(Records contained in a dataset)

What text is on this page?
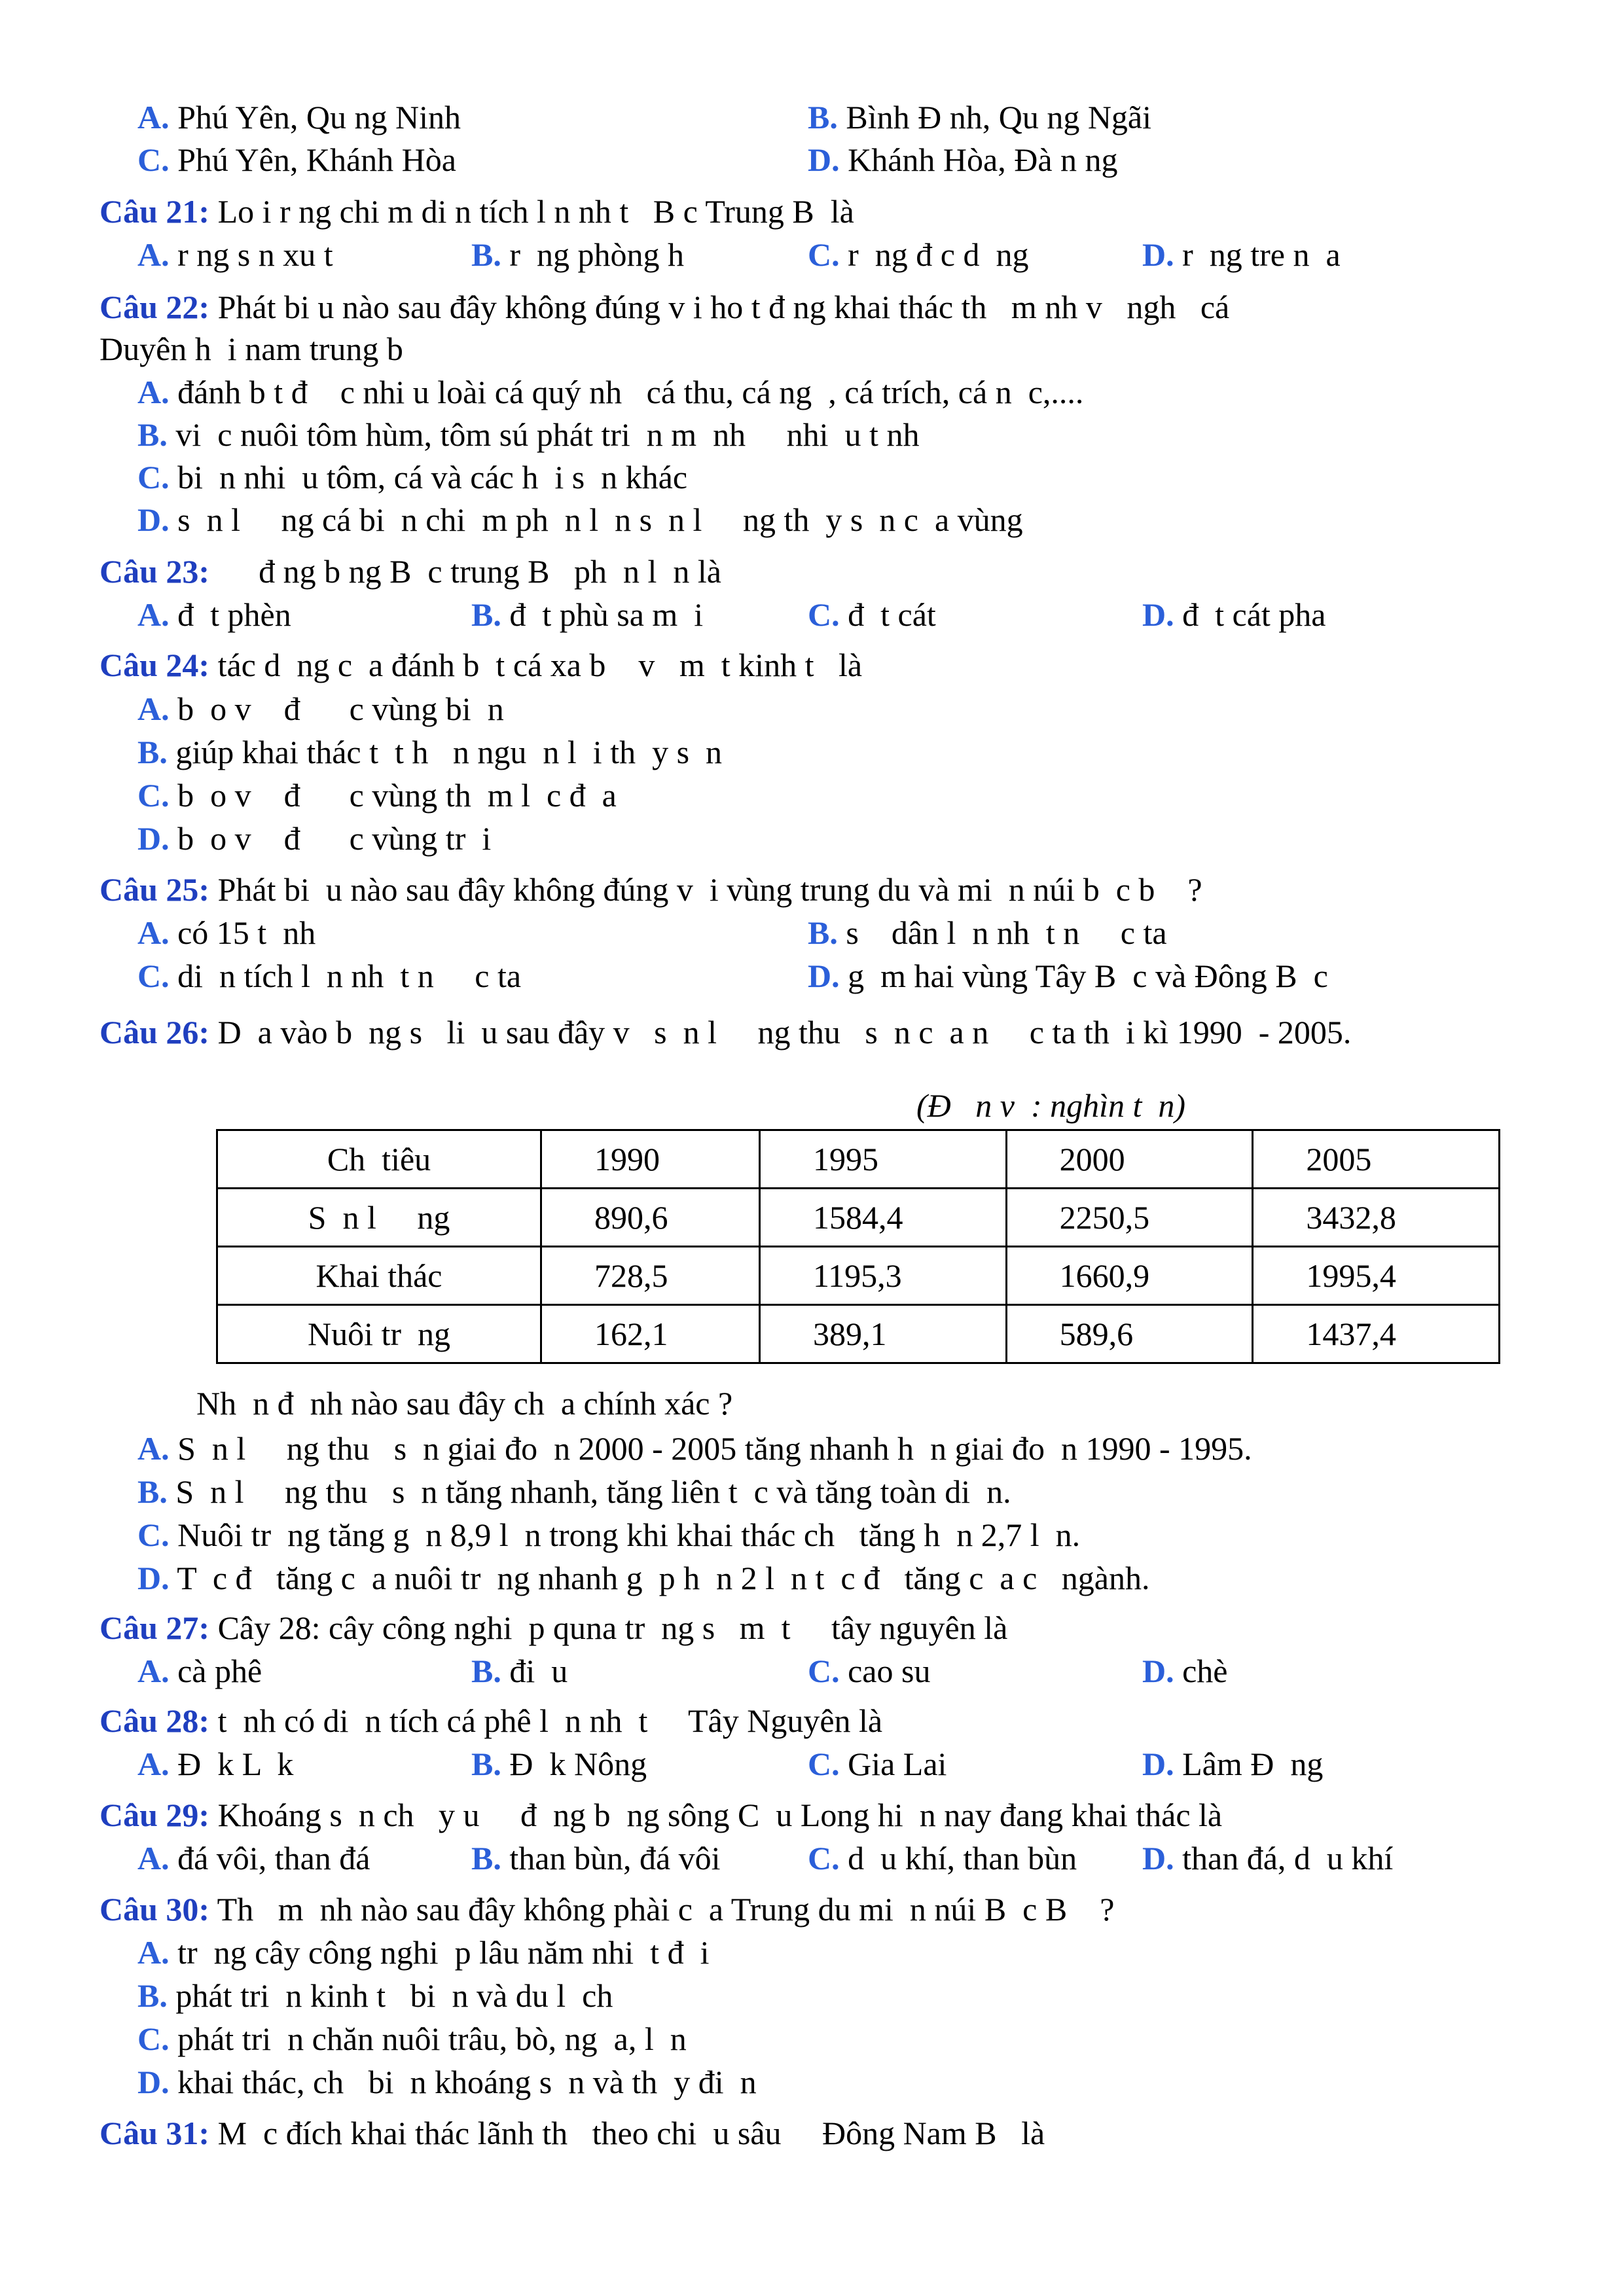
A. Phú Yên, Qu ng Ninh	B. Bình Đ nh, Qu ng Ngãi
C. Phú Yên, Khánh Hòa	D. Khánh Hòa, Đà n ng
Câu 21: Lo i r ng chi m di n tích l n nh t   B c Trung B  là
A. r ng s n xu t	B. r  ng phòng h	C. r  ng đ c d  ng	D. r  ng tre n  a
Câu 22: Phát bi u nào sau đây không đúng v i ho t đ ng khai thác th   m nh v   ngh   cá
Duyên h  i nam trung b
A. đánh b t đ    c nhi u loài cá quý nh   cá thu, cá ng  , cá trích, cá n  c,....
B. vi  c nuôi tôm hùm, tôm sú phát tri  n m  nh     nhi  u t nh
C. bi  n nhi  u tôm, cá và các h  i s  n khác
D. s  n l     ng cá bi  n chi  m ph  n l  n s  n l     ng th  y s  n c  a vùng
Câu 23:      đ ng b ng B  c trung B   ph  n l  n là
A. đ  t phèn	B. đ  t phù sa m  i	C. đ  t cát	D. đ  t cát pha
Câu 24: tác d  ng c  a đánh b  t cá xa b    v   m  t kinh t   là
A. b  o v    đ      c vùng bi  n
B. giúp khai thác t  t h   n ngu  n l  i th  y s  n
C. b  o v    đ      c vùng th  m l  c đ  a
D. b  o v    đ      c vùng tr  i
Câu 25: Phát bi  u nào sau đây không đúng v  i vùng trung du và mi  n núi b  c b    ?
A. có 15 t  nh	B. s    dân l  n nh  t n     c ta
C. di  n tích l  n nh  t n     c ta	D. g  m hai vùng Tây B  c và Đông B  c
Câu 26: D  a vào b  ng s   li  u sau đây v   s  n l     ng thu   s  n c  a n     c ta th  i kì 1990  - 2005.
(Đ   n v  : nghìn t  n)
Ch  tiêu	1990	1995	2000	2005
S  n l     ng	890,6	1584,4	2250,5	3432,8
Khai thác	728,5	1195,3	1660,9	1995,4
Nuôi tr  ng	162,1	389,1	589,6	1437,4
Nh  n đ  nh nào sau đây ch  a chính xác ?
A. S  n l     ng thu   s  n giai đo  n 2000 - 2005 tăng nhanh h  n giai đo  n 1990 - 1995.
B. S  n l     ng thu   s  n tăng nhanh, tăng liên t  c và tăng toàn di  n.
C. Nuôi tr  ng tăng g  n 8,9 l  n trong khi khai thác ch   tăng h  n 2,7 l  n.
D. T  c đ   tăng c  a nuôi tr  ng nhanh g  p h  n 2 l  n t  c đ   tăng c  a c   ngành.
Câu 27: Cây 28: cây công nghi  p quna tr  ng s   m  t     tây nguyên là
A. cà phê	B. đi  u	C. cao su	D. chè
Câu 28: t  nh có di  n tích cá phê l  n nh  t     Tây Nguyên là
A. Đ  k L  k	B. Đ  k Nông	C. Gia Lai	D. Lâm Đ  ng
Câu 29: Khoáng s  n ch   y u     đ  ng b  ng sông C  u Long hi  n nay đang khai thác là
A. đá vôi, than đá	B. than bùn, đá vôi	C. d  u khí, than bùn D. than đá, d  u khí
Câu 30: Th   m  nh nào sau đây không phài c  a Trung du mi  n núi B  c B    ?
A. tr  ng cây công nghi  p lâu năm nhi  t đ  i
B. phát tri  n kinh t   bi  n và du l  ch
C. phát tri  n chăn nuôi trâu, bò, ng  a, l  n
D. khai thác, ch   bi  n khoáng s  n và th  y đi  n
Câu 31: M  c đích khai thác lãnh th   theo chi  u sâu     Đông Nam B   là
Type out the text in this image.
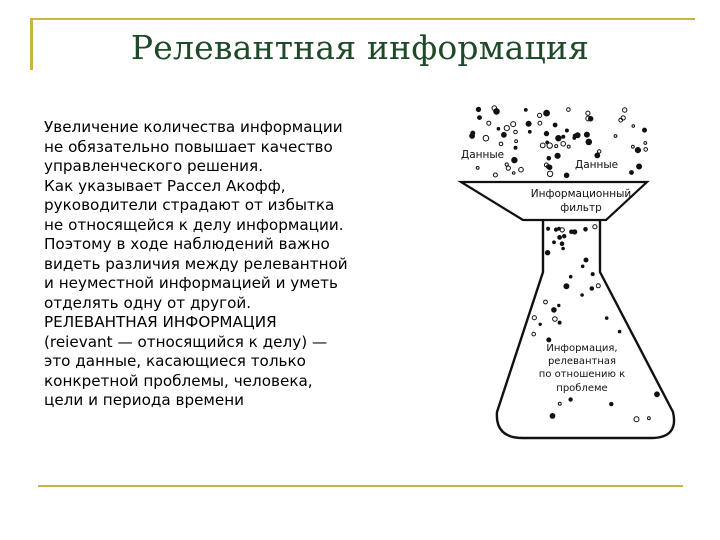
Релевантная информация
Увеличение количества информации
не обязательно повышает качество
управленческого решения.
Как указывает Рассел Акофф,
руководители страдают от избытка
не относящейся к делу информации.
Поэтому в ходе наблюдений важно
видеть различия между релевантной
и неуместной информацией и уметь
отделять одну от другой.
РЕЛЕВАНТНАЯ ИНФОРМАЦИЯ
(reievant — относящийся к делу) —
это данные, касающиеся только
конкретной проблемы, человека,
цели и периода времени
Данные
Данные
Информационный
фильтр
Информация,
релевантная
по отношению к
проблеме
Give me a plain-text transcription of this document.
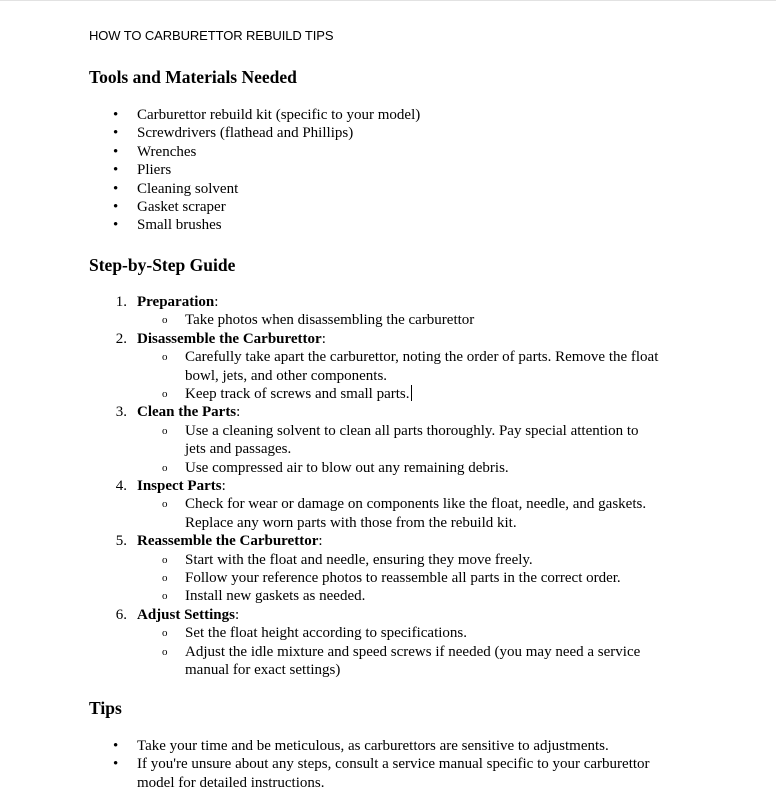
HOW TO CARBURETTOR REBUILD TIPS
Tools and Materials Needed
• Carburettor rebuild kit (specific to your model)
• Screwdrivers (flathead and Phillips)
• Wrenches
• Pliers
• Cleaning solvent
• Gasket scraper
• Small brushes
Step-by-Step Guide
1. Preparation:
o Take photos when disassembling the carburettor
2. Disassemble the Carburettor:
o Carefully take apart the carburettor, noting the order of parts. Remove the float
bowl, jets, and other components.
o Keep track of screws and small parts.
3. Clean the Parts:
o Use a cleaning solvent to clean all parts thoroughly. Pay special attention to
jets and passages.
o Use compressed air to blow out any remaining debris.
4. Inspect Parts:
o Check for wear or damage on components like the float, needle, and gaskets.
Replace any worn parts with those from the rebuild kit.
5. Reassemble the Carburettor:
o Start with the float and needle, ensuring they move freely.
o Follow your reference photos to reassemble all parts in the correct order.
o Install new gaskets as needed.
6. Adjust Settings:
o Set the float height according to specifications.
o Adjust the idle mixture and speed screws if needed (you may need a service
manual for exact settings)
Tips
• Take your time and be meticulous, as carburettors are sensitive to adjustments.
• If you're unsure about any steps, consult a service manual specific to your carburettor
model for detailed instructions.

- **Exercise details**
Leave the pictures out and reproduce all of the records exactly.

- **Worked solution**
What text is on this page?
A. Phú Yên, Qu ng Ninh	B. Bình Đ nh, Qu ng Ngãi
C. Phú Yên, Khánh Hòa	D. Khánh Hòa, Đà n ng
Câu 21: Lo i r ng chi m di n tích l n nh t   B c Trung B  là
A. r ng s n xu t	B. r  ng phòng h	C. r  ng đ c d  ng	D. r  ng tre n  a
Câu 22: Phát bi u nào sau đây không đúng v i ho t đ ng khai thác th   m nh v   ngh   cá
Duyên h  i nam trung b
A. đánh b t đ    c nhi u loài cá quý nh   cá thu, cá ng  , cá trích, cá n  c,....
B. vi  c nuôi tôm hùm, tôm sú phát tri  n m  nh     nhi  u t nh
C. bi  n nhi  u tôm, cá và các h  i s  n khác
D. s  n l     ng cá bi  n chi  m ph  n l  n s  n l     ng th  y s  n c  a vùng
Câu 23:      đ ng b ng B  c trung B   ph  n l  n là
A. đ  t phèn	B. đ  t phù sa m  i	C. đ  t cát	D. đ  t cát pha
Câu 24: tác d  ng c  a đánh b  t cá xa b    v   m  t kinh t   là
A. b  o v    đ      c vùng bi  n
B. giúp khai thác t  t h   n ngu  n l  i th  y s  n
C. b  o v    đ      c vùng th  m l  c đ  a
D. b  o v    đ      c vùng tr  i
Câu 25: Phát bi  u nào sau đây không đúng v  i vùng trung du và mi  n núi b  c b    ?
A. có 15 t  nh	B. s    dân l  n nh  t n     c ta
C. di  n tích l  n nh  t n     c ta	D. g  m hai vùng Tây B  c và Đông B  c
Câu 26: D  a vào b  ng s   li  u sau đây v   s  n l     ng thu   s  n c  a n     c ta th  i kì 1990  - 2005.
(Đ   n v  : nghìn t  n)
Ch  tiêu	1990	1995	2000	2005
S  n l     ng	890,6	1584,4	2250,5	3432,8
Khai thác	728,5	1195,3	1660,9	1995,4
Nuôi tr  ng	162,1	389,1	589,6	1437,4
Nh  n đ  nh nào sau đây ch  a chính xác ?
A. S  n l     ng thu   s  n giai đo  n 2000 - 2005 tăng nhanh h  n giai đo  n 1990 - 1995.
B. S  n l     ng thu   s  n tăng nhanh, tăng liên t  c và tăng toàn di  n.
C. Nuôi tr  ng tăng g  n 8,9 l  n trong khi khai thác ch   tăng h  n 2,7 l  n.
D. T  c đ   tăng c  a nuôi tr  ng nhanh g  p h  n 2 l  n t  c đ   tăng c  a c   ngành.
Câu 27: Cây 28: cây công nghi  p quna tr  ng s   m  t     tây nguyên là
A. cà phê	B. đi  u	C. cao su	D. chè
Câu 28: t  nh có di  n tích cá phê l  n nh  t     Tây Nguyên là
A. Đ  k L  k	B. Đ  k Nông	C. Gia Lai	D. Lâm Đ  ng
Câu 29: Khoáng s  n ch   y u     đ  ng b  ng sông C  u Long hi  n nay đang khai thác là
A. đá vôi, than đá	B. than bùn, đá vôi	C. d  u khí, than bùn D. than đá, d  u khí
Câu 30: Th   m  nh nào sau đây không phài c  a Trung du mi  n núi B  c B    ?
A. tr  ng cây công nghi  p lâu năm nhi  t đ  i
B. phát tri  n kinh t   bi  n và du l  ch
C. phát tri  n chăn nuôi trâu, bò, ng  a, l  n
D. khai thác, ch   bi  n khoáng s  n và th  y đi  n
Câu 31: M  c đích khai thác lãnh th   theo chi  u sâu     Đông Nam B   là
Type out the text in this image.
Релевантная информация
Увеличение количества информации
не обязательно повышает качество
управленческого решения.
Как указывает Рассел Акофф,
руководители страдают от избытка
не относящейся к делу информации.
Поэтому в ходе наблюдений важно
видеть различия между релевантной
и неуместной информацией и уметь
отделять одну от другой.
РЕЛЕВАНТНАЯ ИНФОРМАЦИЯ
(reievant — относящийся к делу) —
это данные, касающиеся только
конкретной проблемы, человека,
цели и периода времени
Данные
Данные
Информационный
фильтр
Информация,
релевантная
по отношению к
проблеме
Give me a plain-text transcription of this document.
HOW TO CARBURETTOR REBUILD TIPS
Tools and Materials Needed
• Carburettor rebuild kit (specific to your model)
• Screwdrivers (flathead and Phillips)
• Wrenches
• Pliers
• Cleaning solvent
• Gasket scraper
• Small brushes
Step-by-Step Guide
1. Preparation:
o Take photos when disassembling the carburettor
2. Disassemble the Carburettor:
o Carefully take apart the carburettor, noting the order of parts. Remove the float
bowl, jets, and other components.
o Keep track of screws and small parts.
3. Clean the Parts:
o Use a cleaning solvent to clean all parts thoroughly. Pay special attention to
jets and passages.
o Use compressed air to blow out any remaining debris.
4. Inspect Parts:
o Check for wear or damage on components like the float, needle, and gaskets.
Replace any worn parts with those from the rebuild kit.
5. Reassemble the Carburettor:
o Start with the float and needle, ensuring they move freely.
o Follow your reference photos to reassemble all parts in the correct order.
o Install new gaskets as needed.
6. Adjust Settings:
o Set the float height according to specifications.
o Adjust the idle mixture and speed screws if needed (you may need a service
manual for exact settings)
Tips
• Take your time and be meticulous, as carburettors are sensitive to adjustments.
• If you're unsure about any steps, consult a service manual specific to your carburettor
model for detailed instructions.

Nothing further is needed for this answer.